>> START

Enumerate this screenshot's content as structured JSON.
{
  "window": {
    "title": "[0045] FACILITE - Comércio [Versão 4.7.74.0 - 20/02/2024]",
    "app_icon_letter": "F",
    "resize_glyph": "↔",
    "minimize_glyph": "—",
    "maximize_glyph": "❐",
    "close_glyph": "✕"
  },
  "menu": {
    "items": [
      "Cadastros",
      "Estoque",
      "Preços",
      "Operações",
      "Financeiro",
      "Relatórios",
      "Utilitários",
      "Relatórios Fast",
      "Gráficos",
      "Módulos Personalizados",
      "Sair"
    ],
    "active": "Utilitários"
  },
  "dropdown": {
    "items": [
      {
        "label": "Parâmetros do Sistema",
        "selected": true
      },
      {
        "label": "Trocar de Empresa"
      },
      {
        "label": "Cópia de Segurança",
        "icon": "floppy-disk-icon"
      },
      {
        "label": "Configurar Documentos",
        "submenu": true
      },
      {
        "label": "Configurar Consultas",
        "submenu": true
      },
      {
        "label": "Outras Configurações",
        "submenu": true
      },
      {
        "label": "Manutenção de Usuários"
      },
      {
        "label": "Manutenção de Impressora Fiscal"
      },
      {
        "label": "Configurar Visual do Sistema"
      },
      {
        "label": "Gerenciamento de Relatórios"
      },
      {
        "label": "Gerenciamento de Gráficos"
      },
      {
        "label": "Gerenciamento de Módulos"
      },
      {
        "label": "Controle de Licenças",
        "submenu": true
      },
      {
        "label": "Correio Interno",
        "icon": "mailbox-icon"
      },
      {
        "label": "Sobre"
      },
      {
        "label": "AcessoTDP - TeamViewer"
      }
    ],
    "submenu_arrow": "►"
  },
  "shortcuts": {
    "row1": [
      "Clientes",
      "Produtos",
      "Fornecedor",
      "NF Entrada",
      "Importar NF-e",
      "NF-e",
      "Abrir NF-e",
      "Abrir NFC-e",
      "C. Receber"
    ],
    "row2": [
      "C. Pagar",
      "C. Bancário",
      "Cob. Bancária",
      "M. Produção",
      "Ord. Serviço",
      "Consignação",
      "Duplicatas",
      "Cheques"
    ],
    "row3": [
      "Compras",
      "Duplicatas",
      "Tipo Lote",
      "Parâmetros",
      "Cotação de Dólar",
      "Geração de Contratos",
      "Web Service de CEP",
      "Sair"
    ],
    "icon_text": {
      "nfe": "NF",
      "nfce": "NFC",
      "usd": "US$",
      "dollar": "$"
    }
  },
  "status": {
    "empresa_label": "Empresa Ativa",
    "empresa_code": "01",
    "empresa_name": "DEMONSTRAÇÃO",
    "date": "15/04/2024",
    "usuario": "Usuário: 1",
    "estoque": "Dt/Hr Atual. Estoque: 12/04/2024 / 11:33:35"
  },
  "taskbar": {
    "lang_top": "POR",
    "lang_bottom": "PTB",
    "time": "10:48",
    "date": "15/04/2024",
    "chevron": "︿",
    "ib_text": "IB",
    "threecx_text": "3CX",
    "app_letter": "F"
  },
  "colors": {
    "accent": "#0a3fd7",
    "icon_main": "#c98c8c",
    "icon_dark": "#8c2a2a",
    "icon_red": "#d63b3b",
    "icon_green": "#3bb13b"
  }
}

>> END
>> START

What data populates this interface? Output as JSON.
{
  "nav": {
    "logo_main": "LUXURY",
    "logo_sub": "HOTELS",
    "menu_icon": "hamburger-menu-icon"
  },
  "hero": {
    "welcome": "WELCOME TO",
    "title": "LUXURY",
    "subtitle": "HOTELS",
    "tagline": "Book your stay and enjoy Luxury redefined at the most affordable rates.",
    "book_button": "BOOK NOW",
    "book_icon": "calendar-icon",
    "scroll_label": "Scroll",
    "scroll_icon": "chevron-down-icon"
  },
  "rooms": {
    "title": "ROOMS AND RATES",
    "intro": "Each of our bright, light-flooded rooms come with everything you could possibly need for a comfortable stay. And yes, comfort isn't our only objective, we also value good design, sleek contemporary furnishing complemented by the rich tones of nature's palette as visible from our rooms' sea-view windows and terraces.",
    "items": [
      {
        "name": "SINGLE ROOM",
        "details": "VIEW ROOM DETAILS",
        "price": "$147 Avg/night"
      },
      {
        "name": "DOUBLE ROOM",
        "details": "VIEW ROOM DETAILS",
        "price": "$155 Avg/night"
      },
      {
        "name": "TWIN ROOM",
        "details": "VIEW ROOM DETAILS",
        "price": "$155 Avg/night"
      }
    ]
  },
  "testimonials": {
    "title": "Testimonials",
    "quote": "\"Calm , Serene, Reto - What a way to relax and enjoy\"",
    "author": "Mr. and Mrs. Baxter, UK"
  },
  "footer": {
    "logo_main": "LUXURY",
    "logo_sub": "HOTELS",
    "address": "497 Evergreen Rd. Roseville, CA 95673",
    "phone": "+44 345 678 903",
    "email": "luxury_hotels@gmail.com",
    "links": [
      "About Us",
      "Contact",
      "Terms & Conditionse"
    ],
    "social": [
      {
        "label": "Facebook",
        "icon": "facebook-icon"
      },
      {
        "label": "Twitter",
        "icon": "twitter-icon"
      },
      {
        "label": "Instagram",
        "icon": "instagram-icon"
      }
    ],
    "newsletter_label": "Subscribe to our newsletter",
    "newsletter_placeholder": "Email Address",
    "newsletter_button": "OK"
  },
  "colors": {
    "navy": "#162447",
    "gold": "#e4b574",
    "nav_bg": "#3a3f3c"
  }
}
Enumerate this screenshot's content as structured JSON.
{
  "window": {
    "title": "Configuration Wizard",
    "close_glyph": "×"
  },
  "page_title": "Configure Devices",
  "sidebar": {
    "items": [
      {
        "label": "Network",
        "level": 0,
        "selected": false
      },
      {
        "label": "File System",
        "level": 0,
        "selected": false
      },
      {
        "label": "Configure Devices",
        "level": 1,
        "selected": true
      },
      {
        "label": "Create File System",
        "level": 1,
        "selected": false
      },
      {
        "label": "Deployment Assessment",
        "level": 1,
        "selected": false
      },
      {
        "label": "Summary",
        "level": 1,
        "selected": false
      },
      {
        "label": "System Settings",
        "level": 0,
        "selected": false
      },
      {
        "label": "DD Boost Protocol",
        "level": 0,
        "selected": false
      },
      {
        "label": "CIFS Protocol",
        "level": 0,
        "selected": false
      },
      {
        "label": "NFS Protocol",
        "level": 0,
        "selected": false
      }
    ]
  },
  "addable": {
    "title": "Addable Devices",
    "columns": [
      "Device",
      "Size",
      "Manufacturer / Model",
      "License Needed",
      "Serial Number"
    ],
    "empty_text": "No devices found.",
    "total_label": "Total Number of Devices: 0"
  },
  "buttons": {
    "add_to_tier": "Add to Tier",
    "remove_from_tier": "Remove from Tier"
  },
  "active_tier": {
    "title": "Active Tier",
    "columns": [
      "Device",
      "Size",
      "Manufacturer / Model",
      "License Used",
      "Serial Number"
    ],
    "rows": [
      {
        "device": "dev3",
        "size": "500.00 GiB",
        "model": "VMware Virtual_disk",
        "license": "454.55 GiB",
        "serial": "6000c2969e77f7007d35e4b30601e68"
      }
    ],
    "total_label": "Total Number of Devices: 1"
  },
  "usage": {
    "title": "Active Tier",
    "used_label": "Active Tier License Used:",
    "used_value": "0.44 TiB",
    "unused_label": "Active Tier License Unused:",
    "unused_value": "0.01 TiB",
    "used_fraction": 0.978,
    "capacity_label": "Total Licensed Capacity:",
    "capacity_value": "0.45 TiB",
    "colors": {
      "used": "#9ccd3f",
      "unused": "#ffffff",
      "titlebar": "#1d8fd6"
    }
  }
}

>> END

**What to work on:**
From the records above, how many lines include the word "Manutenção"? Only the number is wanted.

**In response:**
2